#### Your objective:
Word for word, transcribe the lines below and drop the pictures.

╭─ Supplied material

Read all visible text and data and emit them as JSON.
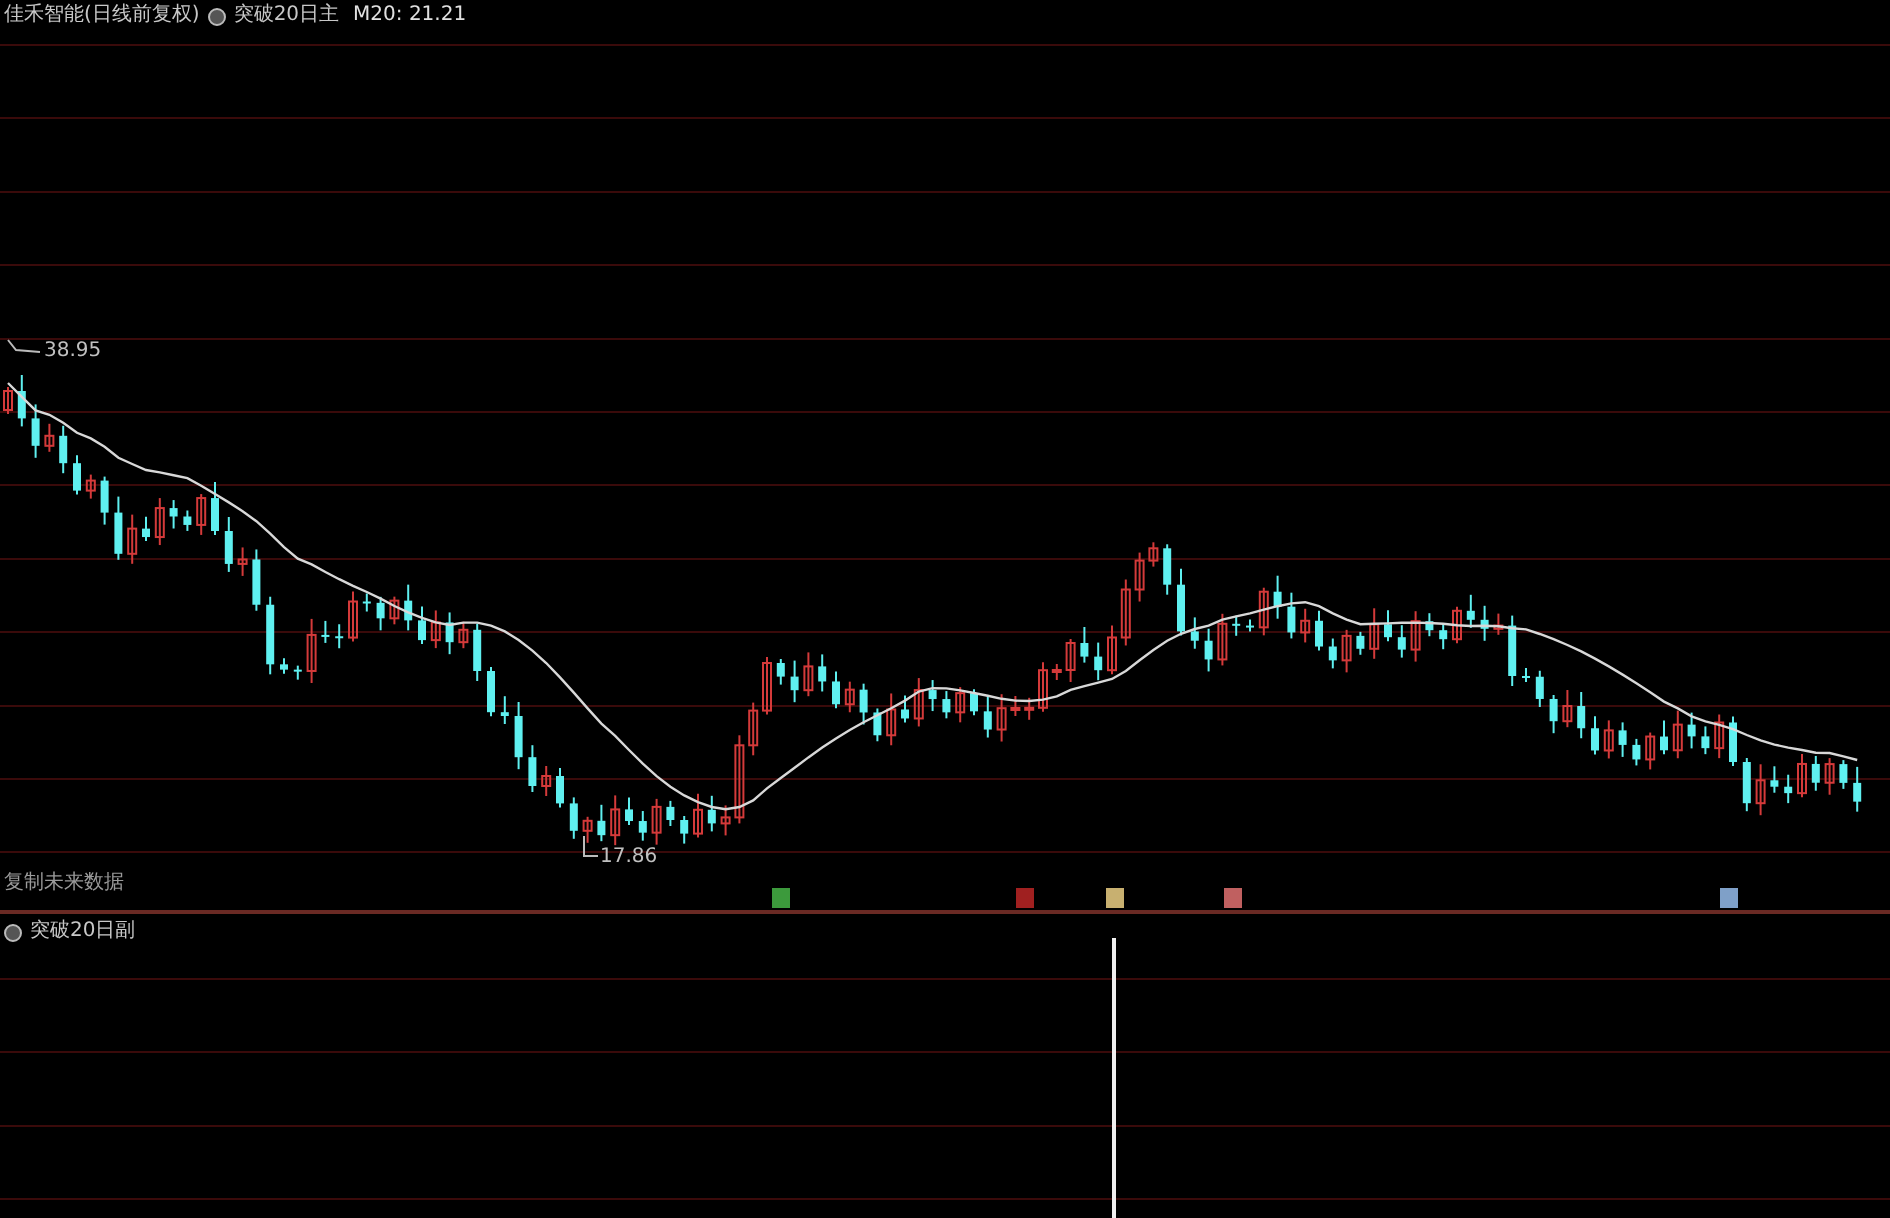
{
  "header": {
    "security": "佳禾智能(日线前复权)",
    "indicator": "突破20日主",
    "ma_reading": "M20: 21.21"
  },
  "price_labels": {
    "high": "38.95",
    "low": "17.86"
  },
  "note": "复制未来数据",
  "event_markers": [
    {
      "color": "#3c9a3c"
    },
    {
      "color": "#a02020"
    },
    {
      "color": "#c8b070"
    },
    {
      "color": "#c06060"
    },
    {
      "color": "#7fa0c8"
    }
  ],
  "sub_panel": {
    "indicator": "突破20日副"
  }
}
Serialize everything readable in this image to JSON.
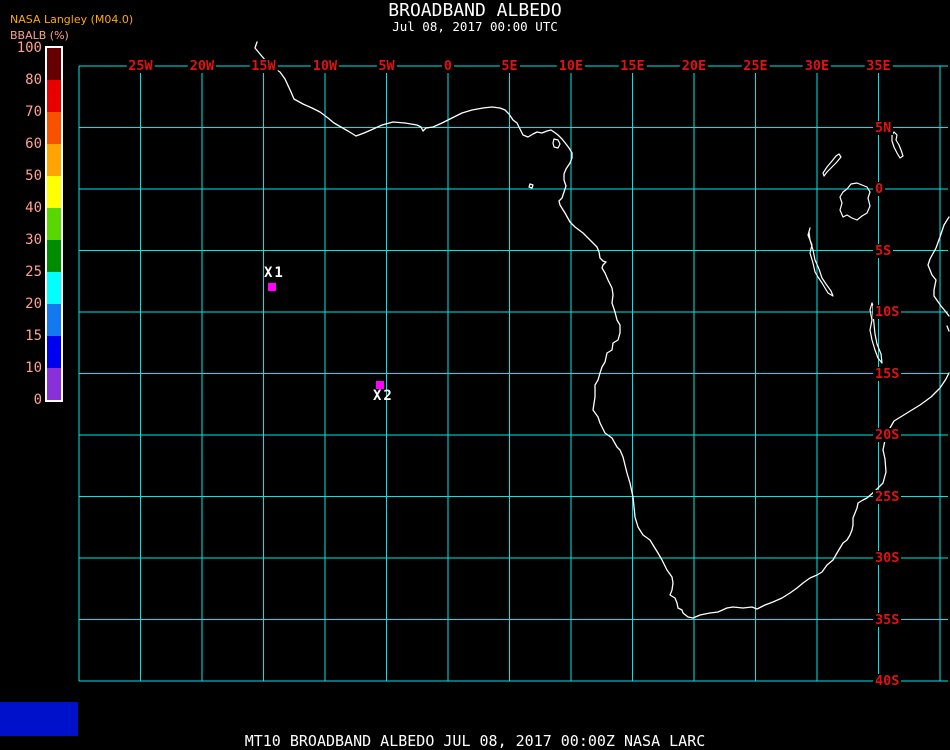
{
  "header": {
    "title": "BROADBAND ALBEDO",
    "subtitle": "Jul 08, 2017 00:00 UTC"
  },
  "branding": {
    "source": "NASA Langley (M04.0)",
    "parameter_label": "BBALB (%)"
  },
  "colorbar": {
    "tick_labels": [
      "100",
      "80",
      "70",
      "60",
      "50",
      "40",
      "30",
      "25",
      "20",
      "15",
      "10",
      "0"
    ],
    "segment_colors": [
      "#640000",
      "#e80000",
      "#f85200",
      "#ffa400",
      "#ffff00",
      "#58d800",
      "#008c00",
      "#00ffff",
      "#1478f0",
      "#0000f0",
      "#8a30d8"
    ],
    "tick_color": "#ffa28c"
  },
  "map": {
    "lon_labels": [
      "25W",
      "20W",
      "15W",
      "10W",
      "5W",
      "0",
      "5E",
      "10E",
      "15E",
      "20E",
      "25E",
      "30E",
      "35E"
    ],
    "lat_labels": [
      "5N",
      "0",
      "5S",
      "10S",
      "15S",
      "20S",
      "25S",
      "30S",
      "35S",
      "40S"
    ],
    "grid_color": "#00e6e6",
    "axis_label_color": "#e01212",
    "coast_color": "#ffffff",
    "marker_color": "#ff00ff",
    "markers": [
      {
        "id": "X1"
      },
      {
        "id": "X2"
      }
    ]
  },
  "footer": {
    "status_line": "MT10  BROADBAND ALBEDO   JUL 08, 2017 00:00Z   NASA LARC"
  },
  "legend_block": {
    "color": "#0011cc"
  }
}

╰─

#### Correct output:
Read all visible text and data and emit them as JSON.
{
  "header": {
    "security": "佳禾智能(日线前复权)",
    "indicator": "突破20日主",
    "ma_reading": "M20: 21.21"
  },
  "price_labels": {
    "high": "38.95",
    "low": "17.86"
  },
  "note": "复制未来数据",
  "event_markers": [
    {
      "color": "#3c9a3c"
    },
    {
      "color": "#a02020"
    },
    {
      "color": "#c8b070"
    },
    {
      "color": "#c06060"
    },
    {
      "color": "#7fa0c8"
    }
  ],
  "sub_panel": {
    "indicator": "突破20日副"
  }
}
Serialize everything readable in this image to JSON.
{
  "header": {
    "title": "BROADBAND ALBEDO",
    "subtitle": "Jul 08, 2017 00:00 UTC"
  },
  "branding": {
    "source": "NASA Langley (M04.0)",
    "parameter_label": "BBALB (%)"
  },
  "colorbar": {
    "tick_labels": [
      "100",
      "80",
      "70",
      "60",
      "50",
      "40",
      "30",
      "25",
      "20",
      "15",
      "10",
      "0"
    ],
    "segment_colors": [
      "#640000",
      "#e80000",
      "#f85200",
      "#ffa400",
      "#ffff00",
      "#58d800",
      "#008c00",
      "#00ffff",
      "#1478f0",
      "#0000f0",
      "#8a30d8"
    ],
    "tick_color": "#ffa28c"
  },
  "map": {
    "lon_labels": [
      "25W",
      "20W",
      "15W",
      "10W",
      "5W",
      "0",
      "5E",
      "10E",
      "15E",
      "20E",
      "25E",
      "30E",
      "35E"
    ],
    "lat_labels": [
      "5N",
      "0",
      "5S",
      "10S",
      "15S",
      "20S",
      "25S",
      "30S",
      "35S",
      "40S"
    ],
    "grid_color": "#00e6e6",
    "axis_label_color": "#e01212",
    "coast_color": "#ffffff",
    "marker_color": "#ff00ff",
    "markers": [
      {
        "id": "X1"
      },
      {
        "id": "X2"
      }
    ]
  },
  "footer": {
    "status_line": "MT10  BROADBAND ALBEDO   JUL 08, 2017 00:00Z   NASA LARC"
  },
  "legend_block": {
    "color": "#0011cc"
  }
}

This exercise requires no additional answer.